What lines of the data include the string "Bare"? Copy them all.

■ ■ ■ ■ ■ ■ ■

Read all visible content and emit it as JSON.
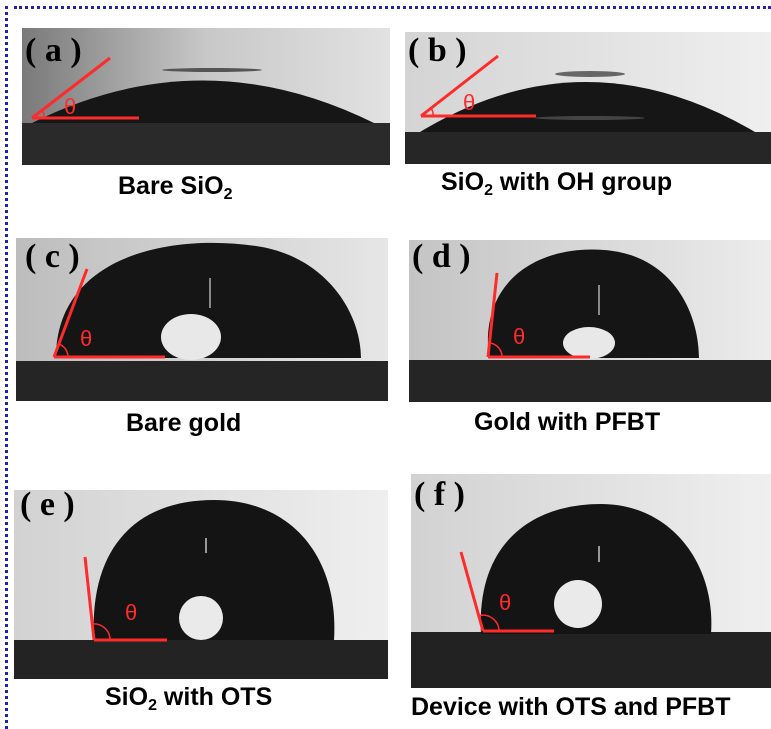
{
  "panels": [
    {
      "id": "a",
      "label": "( a )",
      "caption_main": "Bare SiO",
      "caption_sub": "2",
      "caption_rest": "",
      "angle_symbol": "θ"
    },
    {
      "id": "b",
      "label": "( b )",
      "caption_main": "SiO",
      "caption_sub": "2",
      "caption_rest": " with OH group",
      "angle_symbol": "θ"
    },
    {
      "id": "c",
      "label": "( c )",
      "caption_main": "Bare gold",
      "caption_sub": "",
      "caption_rest": "",
      "angle_symbol": "θ"
    },
    {
      "id": "d",
      "label": "( d )",
      "caption_main": "Gold with PFBT",
      "caption_sub": "",
      "caption_rest": "",
      "angle_symbol": "θ"
    },
    {
      "id": "e",
      "label": "( e )",
      "caption_main": "SiO",
      "caption_sub": "2",
      "caption_rest": " with OTS",
      "angle_symbol": "θ"
    },
    {
      "id": "f",
      "label": "( f )",
      "caption_main": "Device with OTS and PFBT",
      "caption_sub": "",
      "caption_rest": "",
      "angle_symbol": "θ"
    }
  ],
  "colors": {
    "border": "#2222aa",
    "angle_lines": "#ff2a2a",
    "droplet": "#151515"
  }
}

■ ■ ■ ■ ■ ■ ■

THE ANSWER ::
      "caption_main": "Bare SiO",
      "caption_main": "Bare gold",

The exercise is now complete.